Data records:
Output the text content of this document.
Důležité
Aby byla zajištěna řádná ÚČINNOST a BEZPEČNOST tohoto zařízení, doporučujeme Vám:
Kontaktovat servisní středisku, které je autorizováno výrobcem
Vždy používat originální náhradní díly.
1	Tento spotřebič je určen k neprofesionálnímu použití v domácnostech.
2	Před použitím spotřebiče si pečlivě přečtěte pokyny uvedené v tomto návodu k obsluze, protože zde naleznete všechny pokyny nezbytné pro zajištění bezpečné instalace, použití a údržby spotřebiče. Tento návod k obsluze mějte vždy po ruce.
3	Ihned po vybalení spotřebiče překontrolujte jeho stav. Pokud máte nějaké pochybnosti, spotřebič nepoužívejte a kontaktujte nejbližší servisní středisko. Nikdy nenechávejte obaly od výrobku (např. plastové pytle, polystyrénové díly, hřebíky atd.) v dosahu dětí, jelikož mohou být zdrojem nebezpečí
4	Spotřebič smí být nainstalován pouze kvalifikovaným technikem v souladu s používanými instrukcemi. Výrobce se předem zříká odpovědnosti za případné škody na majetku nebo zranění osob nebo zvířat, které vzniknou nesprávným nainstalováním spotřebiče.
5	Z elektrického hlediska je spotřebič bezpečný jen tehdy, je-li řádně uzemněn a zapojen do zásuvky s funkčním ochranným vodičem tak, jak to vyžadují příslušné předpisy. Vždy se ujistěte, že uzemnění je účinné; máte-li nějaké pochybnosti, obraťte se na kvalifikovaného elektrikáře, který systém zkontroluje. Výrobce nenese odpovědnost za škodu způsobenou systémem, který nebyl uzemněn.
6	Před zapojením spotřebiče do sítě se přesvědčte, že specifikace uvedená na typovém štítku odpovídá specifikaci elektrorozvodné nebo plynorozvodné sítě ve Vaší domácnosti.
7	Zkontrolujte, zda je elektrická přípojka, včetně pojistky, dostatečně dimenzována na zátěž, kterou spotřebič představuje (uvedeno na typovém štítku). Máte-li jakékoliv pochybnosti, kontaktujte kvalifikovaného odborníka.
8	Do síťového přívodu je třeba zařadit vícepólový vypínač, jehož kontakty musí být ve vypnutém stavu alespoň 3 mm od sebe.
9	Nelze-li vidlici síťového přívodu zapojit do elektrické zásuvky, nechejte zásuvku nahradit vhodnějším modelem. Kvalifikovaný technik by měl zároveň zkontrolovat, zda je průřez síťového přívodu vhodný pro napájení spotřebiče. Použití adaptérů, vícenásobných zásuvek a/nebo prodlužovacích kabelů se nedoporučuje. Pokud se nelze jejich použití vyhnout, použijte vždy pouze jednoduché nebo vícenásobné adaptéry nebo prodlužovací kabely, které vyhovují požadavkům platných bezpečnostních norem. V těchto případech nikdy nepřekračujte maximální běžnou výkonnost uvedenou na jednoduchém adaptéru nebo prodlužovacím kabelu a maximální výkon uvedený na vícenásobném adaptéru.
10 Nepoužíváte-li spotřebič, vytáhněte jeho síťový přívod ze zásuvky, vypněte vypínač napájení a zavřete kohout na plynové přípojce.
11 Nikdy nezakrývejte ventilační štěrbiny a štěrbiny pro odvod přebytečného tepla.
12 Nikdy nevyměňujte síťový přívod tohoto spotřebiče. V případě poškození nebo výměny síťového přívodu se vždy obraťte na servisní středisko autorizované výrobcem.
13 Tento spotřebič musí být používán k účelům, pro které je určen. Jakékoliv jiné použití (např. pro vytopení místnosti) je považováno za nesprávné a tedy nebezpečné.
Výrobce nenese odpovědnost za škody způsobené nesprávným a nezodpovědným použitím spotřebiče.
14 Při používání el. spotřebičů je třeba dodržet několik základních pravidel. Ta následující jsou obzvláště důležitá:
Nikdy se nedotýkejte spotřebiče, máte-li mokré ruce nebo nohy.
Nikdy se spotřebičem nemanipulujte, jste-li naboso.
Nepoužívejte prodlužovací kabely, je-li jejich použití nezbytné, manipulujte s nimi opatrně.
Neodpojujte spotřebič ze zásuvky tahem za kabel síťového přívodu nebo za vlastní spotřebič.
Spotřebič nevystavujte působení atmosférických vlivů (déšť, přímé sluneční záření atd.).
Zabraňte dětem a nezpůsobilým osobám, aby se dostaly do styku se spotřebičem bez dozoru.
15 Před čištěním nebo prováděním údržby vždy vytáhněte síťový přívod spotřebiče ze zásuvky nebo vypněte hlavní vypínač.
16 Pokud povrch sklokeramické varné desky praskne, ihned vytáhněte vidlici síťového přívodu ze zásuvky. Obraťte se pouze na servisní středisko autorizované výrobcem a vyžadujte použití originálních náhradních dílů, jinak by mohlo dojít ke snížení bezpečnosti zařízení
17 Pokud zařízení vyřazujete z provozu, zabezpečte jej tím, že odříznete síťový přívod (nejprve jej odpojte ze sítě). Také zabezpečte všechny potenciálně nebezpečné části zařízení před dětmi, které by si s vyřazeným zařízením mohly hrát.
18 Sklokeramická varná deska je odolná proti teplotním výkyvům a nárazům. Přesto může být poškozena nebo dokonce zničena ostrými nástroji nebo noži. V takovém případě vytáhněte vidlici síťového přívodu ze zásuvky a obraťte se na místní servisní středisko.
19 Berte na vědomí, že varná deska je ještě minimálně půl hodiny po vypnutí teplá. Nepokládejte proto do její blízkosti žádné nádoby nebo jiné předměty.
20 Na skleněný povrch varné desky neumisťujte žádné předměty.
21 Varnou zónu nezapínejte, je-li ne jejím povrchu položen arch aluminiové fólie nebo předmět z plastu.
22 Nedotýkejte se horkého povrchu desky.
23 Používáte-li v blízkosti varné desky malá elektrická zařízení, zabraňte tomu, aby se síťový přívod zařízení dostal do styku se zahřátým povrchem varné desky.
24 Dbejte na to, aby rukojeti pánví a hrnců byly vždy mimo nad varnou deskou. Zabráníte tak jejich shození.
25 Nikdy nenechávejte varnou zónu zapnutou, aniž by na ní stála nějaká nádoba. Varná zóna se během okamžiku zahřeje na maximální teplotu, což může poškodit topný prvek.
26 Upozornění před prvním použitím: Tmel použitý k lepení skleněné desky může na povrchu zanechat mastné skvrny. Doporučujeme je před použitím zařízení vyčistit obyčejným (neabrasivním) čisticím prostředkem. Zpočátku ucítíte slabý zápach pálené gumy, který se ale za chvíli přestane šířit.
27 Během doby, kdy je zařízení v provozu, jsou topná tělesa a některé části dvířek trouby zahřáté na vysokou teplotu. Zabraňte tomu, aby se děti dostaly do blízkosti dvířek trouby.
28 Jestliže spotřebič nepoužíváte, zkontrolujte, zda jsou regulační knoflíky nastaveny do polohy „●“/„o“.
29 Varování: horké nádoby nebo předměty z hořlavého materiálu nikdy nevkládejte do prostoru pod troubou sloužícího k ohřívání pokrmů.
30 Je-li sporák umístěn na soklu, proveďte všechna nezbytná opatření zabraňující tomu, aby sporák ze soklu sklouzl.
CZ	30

...

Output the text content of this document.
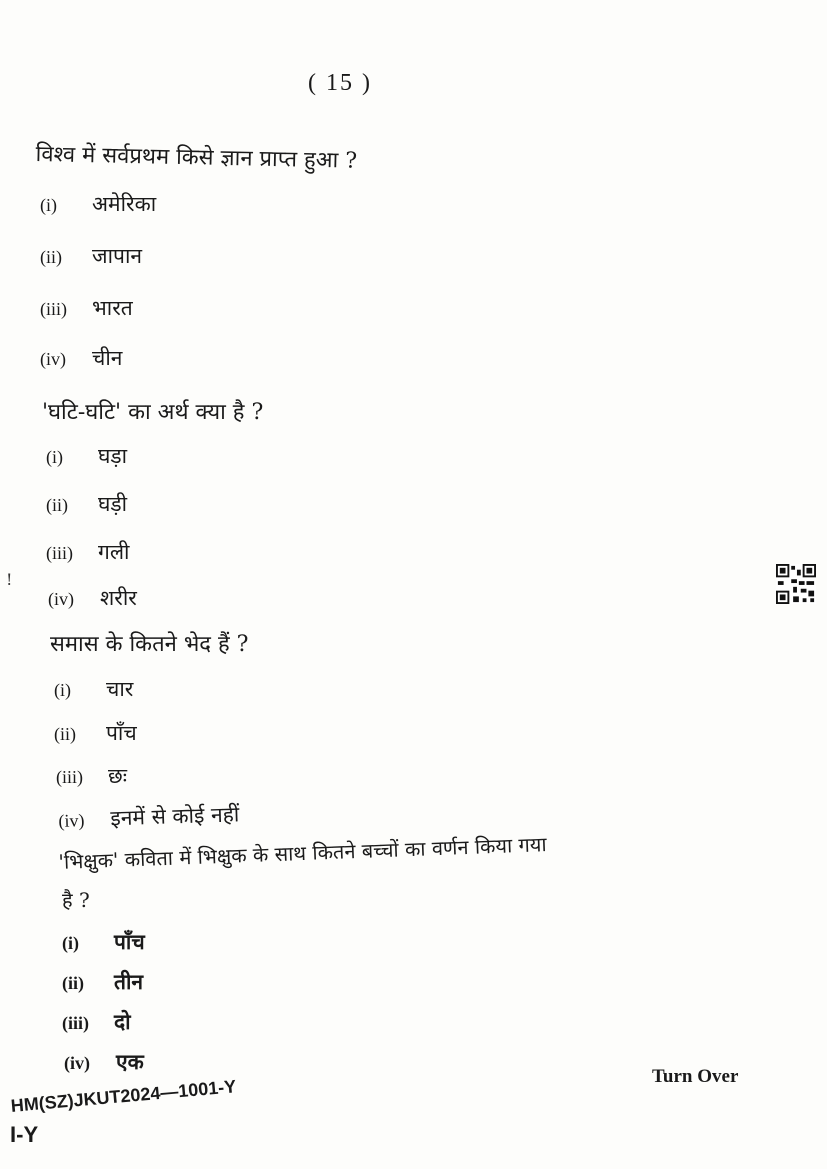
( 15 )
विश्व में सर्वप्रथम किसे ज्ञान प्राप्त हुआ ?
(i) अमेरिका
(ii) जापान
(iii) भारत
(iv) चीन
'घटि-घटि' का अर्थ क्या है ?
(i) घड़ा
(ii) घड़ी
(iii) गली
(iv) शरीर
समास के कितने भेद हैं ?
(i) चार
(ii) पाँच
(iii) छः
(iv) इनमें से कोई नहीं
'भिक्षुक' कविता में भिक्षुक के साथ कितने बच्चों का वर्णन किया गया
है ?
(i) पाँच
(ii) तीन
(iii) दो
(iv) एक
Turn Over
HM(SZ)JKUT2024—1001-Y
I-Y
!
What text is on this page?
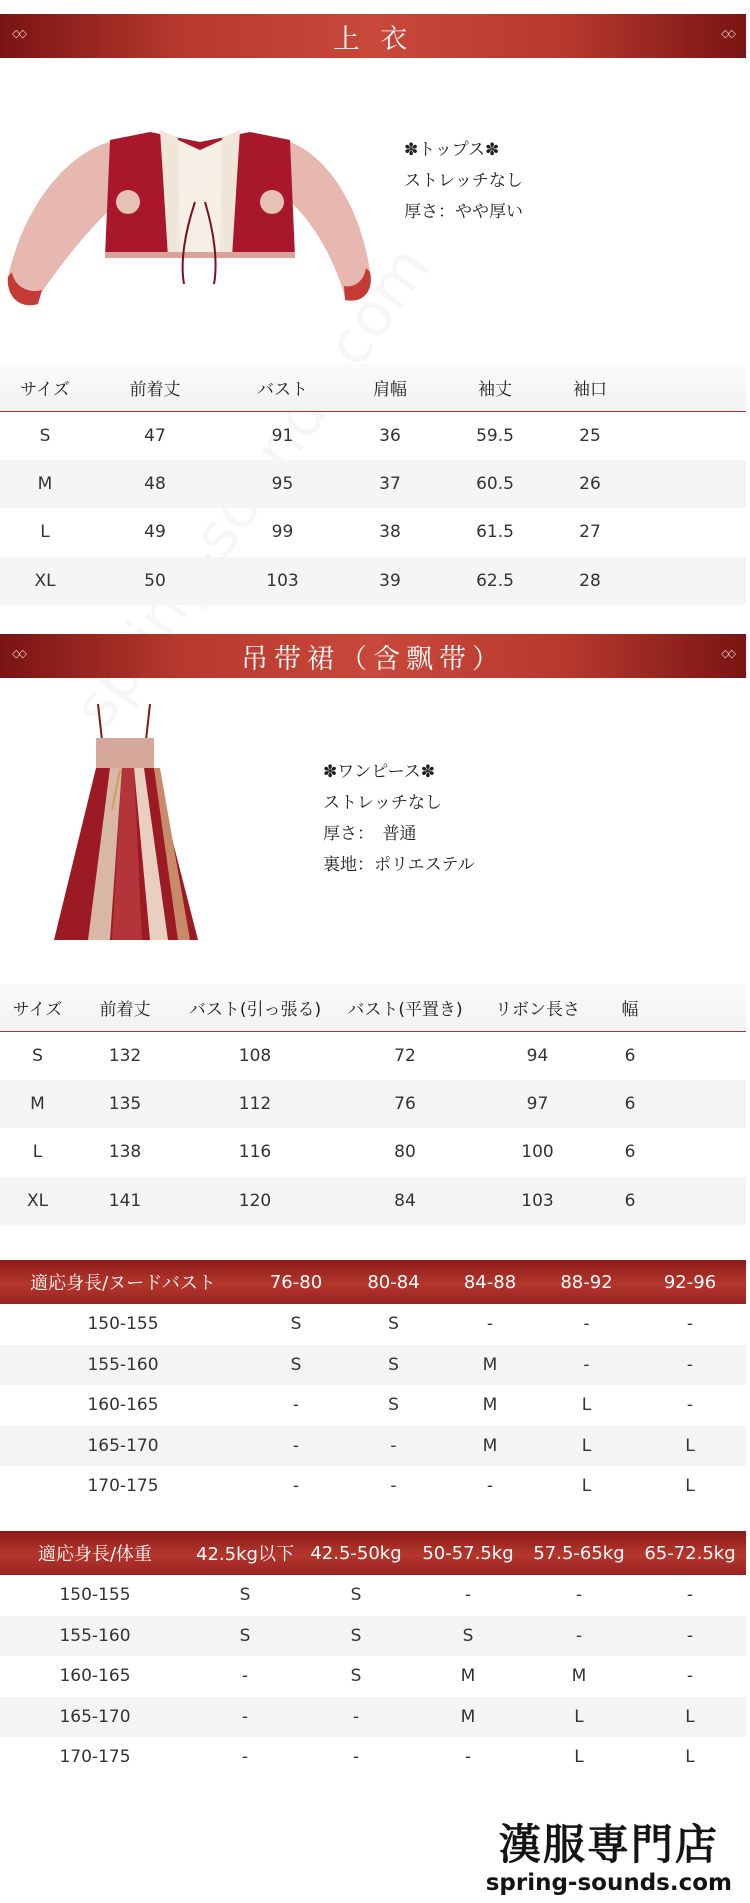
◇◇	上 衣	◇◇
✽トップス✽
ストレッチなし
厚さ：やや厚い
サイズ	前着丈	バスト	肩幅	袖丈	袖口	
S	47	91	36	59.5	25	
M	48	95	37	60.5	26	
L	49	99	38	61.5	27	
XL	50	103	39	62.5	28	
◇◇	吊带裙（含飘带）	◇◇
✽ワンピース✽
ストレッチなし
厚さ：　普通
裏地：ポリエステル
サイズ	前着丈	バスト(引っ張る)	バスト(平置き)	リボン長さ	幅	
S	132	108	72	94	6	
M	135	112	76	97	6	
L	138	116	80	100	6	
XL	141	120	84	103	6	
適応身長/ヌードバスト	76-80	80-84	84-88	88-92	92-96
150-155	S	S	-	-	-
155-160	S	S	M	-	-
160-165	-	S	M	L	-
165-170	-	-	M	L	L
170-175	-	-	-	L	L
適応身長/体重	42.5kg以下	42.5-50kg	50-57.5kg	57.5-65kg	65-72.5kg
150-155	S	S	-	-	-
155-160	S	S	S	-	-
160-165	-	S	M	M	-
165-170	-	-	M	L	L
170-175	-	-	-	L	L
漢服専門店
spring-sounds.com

...

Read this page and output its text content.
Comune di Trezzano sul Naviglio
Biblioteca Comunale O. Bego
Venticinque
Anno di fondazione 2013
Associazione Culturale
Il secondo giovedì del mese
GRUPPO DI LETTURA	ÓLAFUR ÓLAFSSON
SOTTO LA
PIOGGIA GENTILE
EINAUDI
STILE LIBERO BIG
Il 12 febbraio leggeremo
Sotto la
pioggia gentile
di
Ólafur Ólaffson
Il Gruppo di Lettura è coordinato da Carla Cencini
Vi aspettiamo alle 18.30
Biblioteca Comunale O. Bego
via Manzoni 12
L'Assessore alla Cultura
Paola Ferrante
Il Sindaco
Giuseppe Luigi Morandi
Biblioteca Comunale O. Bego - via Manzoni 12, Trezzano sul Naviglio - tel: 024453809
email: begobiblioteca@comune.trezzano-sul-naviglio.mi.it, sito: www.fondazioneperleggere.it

:: Required work ::
Identify every line above that includes the word "適応身長", and show those lines.

:: Full answer ::
適応身長/ヌードバスト	76-80	80-84	84-88	88-92	92-96
適応身長/体重	42.5kg以下	42.5-50kg	50-57.5kg	57.5-65kg	65-72.5kg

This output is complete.